**EXERCISE MATERIAL**
───

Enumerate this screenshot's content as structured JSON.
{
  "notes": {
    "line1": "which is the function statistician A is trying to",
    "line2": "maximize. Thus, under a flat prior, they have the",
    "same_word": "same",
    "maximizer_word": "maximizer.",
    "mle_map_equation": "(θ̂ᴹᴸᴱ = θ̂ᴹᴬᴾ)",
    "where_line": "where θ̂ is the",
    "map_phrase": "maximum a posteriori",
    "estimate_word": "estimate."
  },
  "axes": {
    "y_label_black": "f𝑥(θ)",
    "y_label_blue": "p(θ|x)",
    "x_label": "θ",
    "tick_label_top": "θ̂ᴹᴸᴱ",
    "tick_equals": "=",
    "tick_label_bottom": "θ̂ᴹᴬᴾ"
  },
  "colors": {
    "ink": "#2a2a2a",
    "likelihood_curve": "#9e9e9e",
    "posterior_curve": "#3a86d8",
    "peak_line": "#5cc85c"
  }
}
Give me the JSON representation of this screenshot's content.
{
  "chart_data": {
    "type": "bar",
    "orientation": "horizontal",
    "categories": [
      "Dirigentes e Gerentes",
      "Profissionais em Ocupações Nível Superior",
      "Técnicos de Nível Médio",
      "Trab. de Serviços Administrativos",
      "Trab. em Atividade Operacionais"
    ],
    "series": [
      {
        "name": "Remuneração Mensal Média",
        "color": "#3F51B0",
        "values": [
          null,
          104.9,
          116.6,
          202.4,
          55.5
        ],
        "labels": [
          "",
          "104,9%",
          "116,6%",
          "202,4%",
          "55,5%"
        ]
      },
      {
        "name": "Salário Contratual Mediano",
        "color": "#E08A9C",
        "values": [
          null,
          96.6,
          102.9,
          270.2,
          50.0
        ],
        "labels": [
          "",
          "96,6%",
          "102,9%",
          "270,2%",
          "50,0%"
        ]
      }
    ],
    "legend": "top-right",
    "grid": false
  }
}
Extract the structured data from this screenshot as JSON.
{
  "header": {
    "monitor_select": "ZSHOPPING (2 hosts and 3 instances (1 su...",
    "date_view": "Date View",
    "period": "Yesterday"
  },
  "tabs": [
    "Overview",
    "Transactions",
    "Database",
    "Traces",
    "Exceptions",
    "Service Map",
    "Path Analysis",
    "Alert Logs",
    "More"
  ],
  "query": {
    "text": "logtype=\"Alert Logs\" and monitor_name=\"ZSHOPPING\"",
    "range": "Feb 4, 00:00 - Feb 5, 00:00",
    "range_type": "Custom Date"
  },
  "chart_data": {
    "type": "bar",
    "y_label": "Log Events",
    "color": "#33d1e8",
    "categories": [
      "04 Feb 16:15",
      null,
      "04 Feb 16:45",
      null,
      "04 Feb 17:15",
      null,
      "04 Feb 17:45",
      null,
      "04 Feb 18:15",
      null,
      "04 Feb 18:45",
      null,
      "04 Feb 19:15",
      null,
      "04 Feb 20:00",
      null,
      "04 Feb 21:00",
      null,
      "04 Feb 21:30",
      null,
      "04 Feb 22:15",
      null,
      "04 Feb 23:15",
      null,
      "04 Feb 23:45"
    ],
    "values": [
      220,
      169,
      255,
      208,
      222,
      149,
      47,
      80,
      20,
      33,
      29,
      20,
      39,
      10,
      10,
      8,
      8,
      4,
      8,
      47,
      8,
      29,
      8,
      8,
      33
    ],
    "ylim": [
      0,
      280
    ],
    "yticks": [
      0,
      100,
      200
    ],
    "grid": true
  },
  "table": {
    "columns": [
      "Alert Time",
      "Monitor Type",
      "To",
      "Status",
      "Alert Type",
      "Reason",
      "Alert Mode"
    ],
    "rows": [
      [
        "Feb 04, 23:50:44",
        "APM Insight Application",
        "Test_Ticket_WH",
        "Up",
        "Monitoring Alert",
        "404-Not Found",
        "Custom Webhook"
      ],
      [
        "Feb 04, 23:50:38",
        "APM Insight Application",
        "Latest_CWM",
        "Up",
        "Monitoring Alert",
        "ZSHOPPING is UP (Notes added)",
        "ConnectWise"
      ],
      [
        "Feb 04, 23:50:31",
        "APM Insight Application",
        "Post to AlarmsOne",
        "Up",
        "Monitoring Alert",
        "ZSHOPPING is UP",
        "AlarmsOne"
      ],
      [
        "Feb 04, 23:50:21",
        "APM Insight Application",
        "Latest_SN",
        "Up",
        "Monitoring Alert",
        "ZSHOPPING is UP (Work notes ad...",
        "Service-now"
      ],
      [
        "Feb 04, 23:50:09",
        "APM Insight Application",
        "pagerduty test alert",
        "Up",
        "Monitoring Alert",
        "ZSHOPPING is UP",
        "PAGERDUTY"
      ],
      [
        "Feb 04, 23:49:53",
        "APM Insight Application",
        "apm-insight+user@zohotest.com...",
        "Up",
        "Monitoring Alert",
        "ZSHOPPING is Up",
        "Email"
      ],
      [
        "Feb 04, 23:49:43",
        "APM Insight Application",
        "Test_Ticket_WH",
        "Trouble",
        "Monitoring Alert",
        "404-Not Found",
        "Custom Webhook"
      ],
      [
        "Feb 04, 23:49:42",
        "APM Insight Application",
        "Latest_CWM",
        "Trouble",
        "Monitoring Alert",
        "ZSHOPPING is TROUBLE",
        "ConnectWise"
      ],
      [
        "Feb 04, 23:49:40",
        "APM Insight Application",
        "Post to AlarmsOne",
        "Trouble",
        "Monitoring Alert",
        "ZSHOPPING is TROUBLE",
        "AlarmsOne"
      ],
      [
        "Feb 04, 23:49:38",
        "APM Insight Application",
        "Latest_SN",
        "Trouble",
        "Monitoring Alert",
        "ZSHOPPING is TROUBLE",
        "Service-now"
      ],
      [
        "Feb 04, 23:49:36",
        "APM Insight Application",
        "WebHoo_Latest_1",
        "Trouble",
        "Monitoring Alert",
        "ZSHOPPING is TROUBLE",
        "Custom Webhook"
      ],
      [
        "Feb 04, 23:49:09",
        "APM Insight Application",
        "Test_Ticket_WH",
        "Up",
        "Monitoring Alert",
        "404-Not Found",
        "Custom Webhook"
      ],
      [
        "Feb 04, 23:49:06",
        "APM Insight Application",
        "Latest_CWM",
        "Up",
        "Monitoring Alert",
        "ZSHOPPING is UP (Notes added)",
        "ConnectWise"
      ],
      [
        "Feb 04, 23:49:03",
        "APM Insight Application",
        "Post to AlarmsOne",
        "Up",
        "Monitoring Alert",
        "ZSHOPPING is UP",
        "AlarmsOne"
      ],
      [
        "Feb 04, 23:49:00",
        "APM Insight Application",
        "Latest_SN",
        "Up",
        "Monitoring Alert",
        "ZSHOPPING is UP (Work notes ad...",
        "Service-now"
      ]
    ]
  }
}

───

**EXERCISE REQUIREMENTS**
Write out each line of the data above again, exactly as given.

**THE OUTPUT**
Enumerate this screenshot's content as structured JSON.
{
  "notes": {
    "line1": "which is the function statistician A is trying to",
    "line2": "maximize. Thus, under a flat prior, they have the",
    "same_word": "same",
    "maximizer_word": "maximizer.",
    "mle_map_equation": "(θ̂ᴹᴸᴱ = θ̂ᴹᴬᴾ)",
    "where_line": "where θ̂ is the",
    "map_phrase": "maximum a posteriori",
    "estimate_word": "estimate."
  },
  "axes": {
    "y_label_black": "f𝑥(θ)",
    "y_label_blue": "p(θ|x)",
    "x_label": "θ",
    "tick_label_top": "θ̂ᴹᴸᴱ",
    "tick_equals": "=",
    "tick_label_bottom": "θ̂ᴹᴬᴾ"
  },
  "colors": {
    "ink": "#2a2a2a",
    "likelihood_curve": "#9e9e9e",
    "posterior_curve": "#3a86d8",
    "peak_line": "#5cc85c"
  }
}
Give me the JSON representation of this screenshot's content.
{
  "chart_data": {
    "type": "bar",
    "orientation": "horizontal",
    "categories": [
      "Dirigentes e Gerentes",
      "Profissionais em Ocupações Nível Superior",
      "Técnicos de Nível Médio",
      "Trab. de Serviços Administrativos",
      "Trab. em Atividade Operacionais"
    ],
    "series": [
      {
        "name": "Remuneração Mensal Média",
        "color": "#3F51B0",
        "values": [
          null,
          104.9,
          116.6,
          202.4,
          55.5
        ],
        "labels": [
          "",
          "104,9%",
          "116,6%",
          "202,4%",
          "55,5%"
        ]
      },
      {
        "name": "Salário Contratual Mediano",
        "color": "#E08A9C",
        "values": [
          null,
          96.6,
          102.9,
          270.2,
          50.0
        ],
        "labels": [
          "",
          "96,6%",
          "102,9%",
          "270,2%",
          "50,0%"
        ]
      }
    ],
    "legend": "top-right",
    "grid": false
  }
}
Extract the structured data from this screenshot as JSON.
{
  "header": {
    "monitor_select": "ZSHOPPING (2 hosts and 3 instances (1 su...",
    "date_view": "Date View",
    "period": "Yesterday"
  },
  "tabs": [
    "Overview",
    "Transactions",
    "Database",
    "Traces",
    "Exceptions",
    "Service Map",
    "Path Analysis",
    "Alert Logs",
    "More"
  ],
  "query": {
    "text": "logtype=\"Alert Logs\" and monitor_name=\"ZSHOPPING\"",
    "range": "Feb 4, 00:00 - Feb 5, 00:00",
    "range_type": "Custom Date"
  },
  "chart_data": {
    "type": "bar",
    "y_label": "Log Events",
    "color": "#33d1e8",
    "categories": [
      "04 Feb 16:15",
      null,
      "04 Feb 16:45",
      null,
      "04 Feb 17:15",
      null,
      "04 Feb 17:45",
      null,
      "04 Feb 18:15",
      null,
      "04 Feb 18:45",
      null,
      "04 Feb 19:15",
      null,
      "04 Feb 20:00",
      null,
      "04 Feb 21:00",
      null,
      "04 Feb 21:30",
      null,
      "04 Feb 22:15",
      null,
      "04 Feb 23:15",
      null,
      "04 Feb 23:45"
    ],
    "values": [
      220,
      169,
      255,
      208,
      222,
      149,
      47,
      80,
      20,
      33,
      29,
      20,
      39,
      10,
      10,
      8,
      8,
      4,
      8,
      47,
      8,
      29,
      8,
      8,
      33
    ],
    "ylim": [
      0,
      280
    ],
    "yticks": [
      0,
      100,
      200
    ],
    "grid": true
  },
  "table": {
    "columns": [
      "Alert Time",
      "Monitor Type",
      "To",
      "Status",
      "Alert Type",
      "Reason",
      "Alert Mode"
    ],
    "rows": [
      [
        "Feb 04, 23:50:44",
        "APM Insight Application",
        "Test_Ticket_WH",
        "Up",
        "Monitoring Alert",
        "404-Not Found",
        "Custom Webhook"
      ],
      [
        "Feb 04, 23:50:38",
        "APM Insight Application",
        "Latest_CWM",
        "Up",
        "Monitoring Alert",
        "ZSHOPPING is UP (Notes added)",
        "ConnectWise"
      ],
      [
        "Feb 04, 23:50:31",
        "APM Insight Application",
        "Post to AlarmsOne",
        "Up",
        "Monitoring Alert",
        "ZSHOPPING is UP",
        "AlarmsOne"
      ],
      [
        "Feb 04, 23:50:21",
        "APM Insight Application",
        "Latest_SN",
        "Up",
        "Monitoring Alert",
        "ZSHOPPING is UP (Work notes ad...",
        "Service-now"
      ],
      [
        "Feb 04, 23:50:09",
        "APM Insight Application",
        "pagerduty test alert",
        "Up",
        "Monitoring Alert",
        "ZSHOPPING is UP",
        "PAGERDUTY"
      ],
      [
        "Feb 04, 23:49:53",
        "APM Insight Application",
        "apm-insight+user@zohotest.com...",
        "Up",
        "Monitoring Alert",
        "ZSHOPPING is Up",
        "Email"
      ],
      [
        "Feb 04, 23:49:43",
        "APM Insight Application",
        "Test_Ticket_WH",
        "Trouble",
        "Monitoring Alert",
        "404-Not Found",
        "Custom Webhook"
      ],
      [
        "Feb 04, 23:49:42",
        "APM Insight Application",
        "Latest_CWM",
        "Trouble",
        "Monitoring Alert",
        "ZSHOPPING is TROUBLE",
        "ConnectWise"
      ],
      [
        "Feb 04, 23:49:40",
        "APM Insight Application",
        "Post to AlarmsOne",
        "Trouble",
        "Monitoring Alert",
        "ZSHOPPING is TROUBLE",
        "AlarmsOne"
      ],
      [
        "Feb 04, 23:49:38",
        "APM Insight Application",
        "Latest_SN",
        "Trouble",
        "Monitoring Alert",
        "ZSHOPPING is TROUBLE",
        "Service-now"
      ],
      [
        "Feb 04, 23:49:36",
        "APM Insight Application",
        "WebHoo_Latest_1",
        "Trouble",
        "Monitoring Alert",
        "ZSHOPPING is TROUBLE",
        "Custom Webhook"
      ],
      [
        "Feb 04, 23:49:09",
        "APM Insight Application",
        "Test_Ticket_WH",
        "Up",
        "Monitoring Alert",
        "404-Not Found",
        "Custom Webhook"
      ],
      [
        "Feb 04, 23:49:06",
        "APM Insight Application",
        "Latest_CWM",
        "Up",
        "Monitoring Alert",
        "ZSHOPPING is UP (Notes added)",
        "ConnectWise"
      ],
      [
        "Feb 04, 23:49:03",
        "APM Insight Application",
        "Post to AlarmsOne",
        "Up",
        "Monitoring Alert",
        "ZSHOPPING is UP",
        "AlarmsOne"
      ],
      [
        "Feb 04, 23:49:00",
        "APM Insight Application",
        "Latest_SN",
        "Up",
        "Monitoring Alert",
        "ZSHOPPING is UP (Work notes ad...",
        "Service-now"
      ]
    ]
  }
}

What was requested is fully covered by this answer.